- **Requirements**
Set every record down verbatim and omit the pictures.

- **Given data**

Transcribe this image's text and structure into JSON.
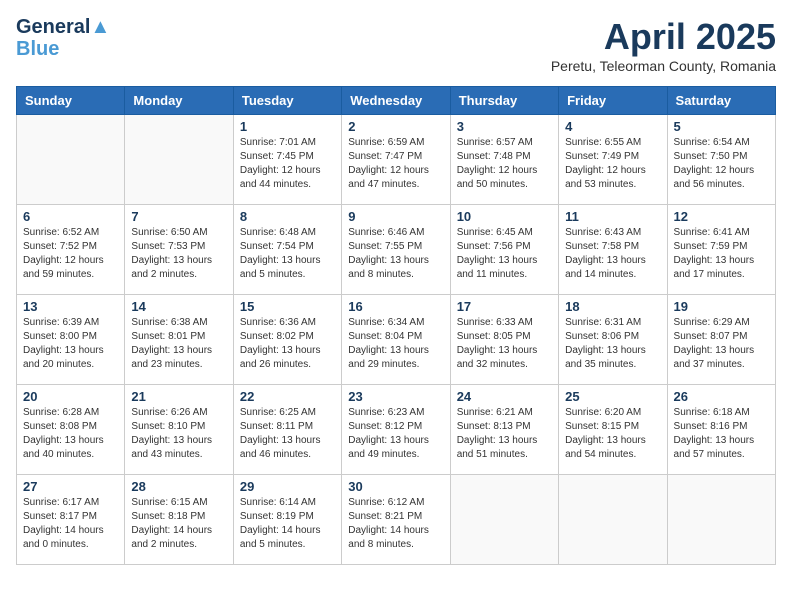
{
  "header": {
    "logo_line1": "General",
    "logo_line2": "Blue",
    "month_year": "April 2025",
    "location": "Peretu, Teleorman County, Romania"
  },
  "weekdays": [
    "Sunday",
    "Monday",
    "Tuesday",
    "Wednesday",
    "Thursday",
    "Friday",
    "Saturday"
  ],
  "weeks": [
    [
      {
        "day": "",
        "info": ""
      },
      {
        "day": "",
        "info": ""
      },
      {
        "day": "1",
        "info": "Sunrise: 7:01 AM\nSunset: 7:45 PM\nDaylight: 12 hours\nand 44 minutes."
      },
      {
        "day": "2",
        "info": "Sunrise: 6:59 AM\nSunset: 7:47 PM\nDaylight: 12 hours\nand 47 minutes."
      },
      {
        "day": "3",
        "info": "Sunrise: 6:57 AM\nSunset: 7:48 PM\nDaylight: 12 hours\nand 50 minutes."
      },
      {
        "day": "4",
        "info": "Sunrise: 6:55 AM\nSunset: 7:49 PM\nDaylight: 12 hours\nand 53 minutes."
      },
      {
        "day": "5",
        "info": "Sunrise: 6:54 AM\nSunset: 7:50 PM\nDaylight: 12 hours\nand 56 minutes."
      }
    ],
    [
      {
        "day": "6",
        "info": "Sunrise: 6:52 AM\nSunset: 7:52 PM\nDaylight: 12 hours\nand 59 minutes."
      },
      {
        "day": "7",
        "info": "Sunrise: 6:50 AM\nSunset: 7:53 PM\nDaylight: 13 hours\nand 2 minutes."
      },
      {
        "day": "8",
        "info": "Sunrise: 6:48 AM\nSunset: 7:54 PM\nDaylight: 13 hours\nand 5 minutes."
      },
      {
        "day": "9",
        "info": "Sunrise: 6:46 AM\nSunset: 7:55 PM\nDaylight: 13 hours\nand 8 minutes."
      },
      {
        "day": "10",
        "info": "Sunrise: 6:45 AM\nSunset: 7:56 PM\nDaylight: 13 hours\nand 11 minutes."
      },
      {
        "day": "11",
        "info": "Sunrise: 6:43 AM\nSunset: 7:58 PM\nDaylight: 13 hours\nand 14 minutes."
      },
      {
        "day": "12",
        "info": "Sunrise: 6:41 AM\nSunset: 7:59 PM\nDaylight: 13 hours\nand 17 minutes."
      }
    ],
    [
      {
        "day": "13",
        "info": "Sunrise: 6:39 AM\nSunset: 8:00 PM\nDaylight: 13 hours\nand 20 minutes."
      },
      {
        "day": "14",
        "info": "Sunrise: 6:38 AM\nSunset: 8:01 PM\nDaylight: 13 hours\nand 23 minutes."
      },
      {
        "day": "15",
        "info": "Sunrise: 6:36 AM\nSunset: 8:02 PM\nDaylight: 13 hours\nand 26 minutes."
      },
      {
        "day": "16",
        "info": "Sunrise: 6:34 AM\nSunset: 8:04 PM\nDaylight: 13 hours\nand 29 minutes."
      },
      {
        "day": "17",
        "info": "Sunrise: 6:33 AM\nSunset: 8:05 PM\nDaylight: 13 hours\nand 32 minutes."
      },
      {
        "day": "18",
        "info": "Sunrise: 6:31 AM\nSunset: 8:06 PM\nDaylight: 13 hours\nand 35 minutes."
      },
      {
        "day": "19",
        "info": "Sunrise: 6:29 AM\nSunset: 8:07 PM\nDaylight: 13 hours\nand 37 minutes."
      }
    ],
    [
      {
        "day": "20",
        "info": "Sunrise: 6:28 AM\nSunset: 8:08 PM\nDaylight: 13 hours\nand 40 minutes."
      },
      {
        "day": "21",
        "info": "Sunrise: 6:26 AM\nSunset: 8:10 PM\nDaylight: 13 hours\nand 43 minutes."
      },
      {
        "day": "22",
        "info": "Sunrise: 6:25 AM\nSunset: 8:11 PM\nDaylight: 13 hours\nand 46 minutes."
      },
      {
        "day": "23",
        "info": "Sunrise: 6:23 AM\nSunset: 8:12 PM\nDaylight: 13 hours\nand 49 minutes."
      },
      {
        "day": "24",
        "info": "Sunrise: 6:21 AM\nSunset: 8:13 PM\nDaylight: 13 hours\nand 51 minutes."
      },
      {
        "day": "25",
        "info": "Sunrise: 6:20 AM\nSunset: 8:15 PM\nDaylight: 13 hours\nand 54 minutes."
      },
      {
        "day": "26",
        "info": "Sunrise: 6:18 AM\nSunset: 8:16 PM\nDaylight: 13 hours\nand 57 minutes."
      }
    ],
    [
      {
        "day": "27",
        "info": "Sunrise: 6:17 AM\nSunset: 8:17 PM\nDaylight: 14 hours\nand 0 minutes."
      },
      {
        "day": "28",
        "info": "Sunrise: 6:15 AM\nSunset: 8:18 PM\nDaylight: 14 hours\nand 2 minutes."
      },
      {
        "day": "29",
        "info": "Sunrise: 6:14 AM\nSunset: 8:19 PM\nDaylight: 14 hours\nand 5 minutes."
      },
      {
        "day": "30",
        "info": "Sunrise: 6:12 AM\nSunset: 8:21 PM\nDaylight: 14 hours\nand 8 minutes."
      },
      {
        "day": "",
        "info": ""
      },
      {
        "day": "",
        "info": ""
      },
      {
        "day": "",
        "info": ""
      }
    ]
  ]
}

- **Result for this task**
Transcribe this image's text and structure into JSON.
{
  "header": {
    "logo_line1": "General",
    "logo_line2": "Blue",
    "month_year": "April 2025",
    "location": "Peretu, Teleorman County, Romania"
  },
  "weekdays": [
    "Sunday",
    "Monday",
    "Tuesday",
    "Wednesday",
    "Thursday",
    "Friday",
    "Saturday"
  ],
  "weeks": [
    [
      {
        "day": "",
        "info": ""
      },
      {
        "day": "",
        "info": ""
      },
      {
        "day": "1",
        "info": "Sunrise: 7:01 AM\nSunset: 7:45 PM\nDaylight: 12 hours\nand 44 minutes."
      },
      {
        "day": "2",
        "info": "Sunrise: 6:59 AM\nSunset: 7:47 PM\nDaylight: 12 hours\nand 47 minutes."
      },
      {
        "day": "3",
        "info": "Sunrise: 6:57 AM\nSunset: 7:48 PM\nDaylight: 12 hours\nand 50 minutes."
      },
      {
        "day": "4",
        "info": "Sunrise: 6:55 AM\nSunset: 7:49 PM\nDaylight: 12 hours\nand 53 minutes."
      },
      {
        "day": "5",
        "info": "Sunrise: 6:54 AM\nSunset: 7:50 PM\nDaylight: 12 hours\nand 56 minutes."
      }
    ],
    [
      {
        "day": "6",
        "info": "Sunrise: 6:52 AM\nSunset: 7:52 PM\nDaylight: 12 hours\nand 59 minutes."
      },
      {
        "day": "7",
        "info": "Sunrise: 6:50 AM\nSunset: 7:53 PM\nDaylight: 13 hours\nand 2 minutes."
      },
      {
        "day": "8",
        "info": "Sunrise: 6:48 AM\nSunset: 7:54 PM\nDaylight: 13 hours\nand 5 minutes."
      },
      {
        "day": "9",
        "info": "Sunrise: 6:46 AM\nSunset: 7:55 PM\nDaylight: 13 hours\nand 8 minutes."
      },
      {
        "day": "10",
        "info": "Sunrise: 6:45 AM\nSunset: 7:56 PM\nDaylight: 13 hours\nand 11 minutes."
      },
      {
        "day": "11",
        "info": "Sunrise: 6:43 AM\nSunset: 7:58 PM\nDaylight: 13 hours\nand 14 minutes."
      },
      {
        "day": "12",
        "info": "Sunrise: 6:41 AM\nSunset: 7:59 PM\nDaylight: 13 hours\nand 17 minutes."
      }
    ],
    [
      {
        "day": "13",
        "info": "Sunrise: 6:39 AM\nSunset: 8:00 PM\nDaylight: 13 hours\nand 20 minutes."
      },
      {
        "day": "14",
        "info": "Sunrise: 6:38 AM\nSunset: 8:01 PM\nDaylight: 13 hours\nand 23 minutes."
      },
      {
        "day": "15",
        "info": "Sunrise: 6:36 AM\nSunset: 8:02 PM\nDaylight: 13 hours\nand 26 minutes."
      },
      {
        "day": "16",
        "info": "Sunrise: 6:34 AM\nSunset: 8:04 PM\nDaylight: 13 hours\nand 29 minutes."
      },
      {
        "day": "17",
        "info": "Sunrise: 6:33 AM\nSunset: 8:05 PM\nDaylight: 13 hours\nand 32 minutes."
      },
      {
        "day": "18",
        "info": "Sunrise: 6:31 AM\nSunset: 8:06 PM\nDaylight: 13 hours\nand 35 minutes."
      },
      {
        "day": "19",
        "info": "Sunrise: 6:29 AM\nSunset: 8:07 PM\nDaylight: 13 hours\nand 37 minutes."
      }
    ],
    [
      {
        "day": "20",
        "info": "Sunrise: 6:28 AM\nSunset: 8:08 PM\nDaylight: 13 hours\nand 40 minutes."
      },
      {
        "day": "21",
        "info": "Sunrise: 6:26 AM\nSunset: 8:10 PM\nDaylight: 13 hours\nand 43 minutes."
      },
      {
        "day": "22",
        "info": "Sunrise: 6:25 AM\nSunset: 8:11 PM\nDaylight: 13 hours\nand 46 minutes."
      },
      {
        "day": "23",
        "info": "Sunrise: 6:23 AM\nSunset: 8:12 PM\nDaylight: 13 hours\nand 49 minutes."
      },
      {
        "day": "24",
        "info": "Sunrise: 6:21 AM\nSunset: 8:13 PM\nDaylight: 13 hours\nand 51 minutes."
      },
      {
        "day": "25",
        "info": "Sunrise: 6:20 AM\nSunset: 8:15 PM\nDaylight: 13 hours\nand 54 minutes."
      },
      {
        "day": "26",
        "info": "Sunrise: 6:18 AM\nSunset: 8:16 PM\nDaylight: 13 hours\nand 57 minutes."
      }
    ],
    [
      {
        "day": "27",
        "info": "Sunrise: 6:17 AM\nSunset: 8:17 PM\nDaylight: 14 hours\nand 0 minutes."
      },
      {
        "day": "28",
        "info": "Sunrise: 6:15 AM\nSunset: 8:18 PM\nDaylight: 14 hours\nand 2 minutes."
      },
      {
        "day": "29",
        "info": "Sunrise: 6:14 AM\nSunset: 8:19 PM\nDaylight: 14 hours\nand 5 minutes."
      },
      {
        "day": "30",
        "info": "Sunrise: 6:12 AM\nSunset: 8:21 PM\nDaylight: 14 hours\nand 8 minutes."
      },
      {
        "day": "",
        "info": ""
      },
      {
        "day": "",
        "info": ""
      },
      {
        "day": "",
        "info": ""
      }
    ]
  ]
}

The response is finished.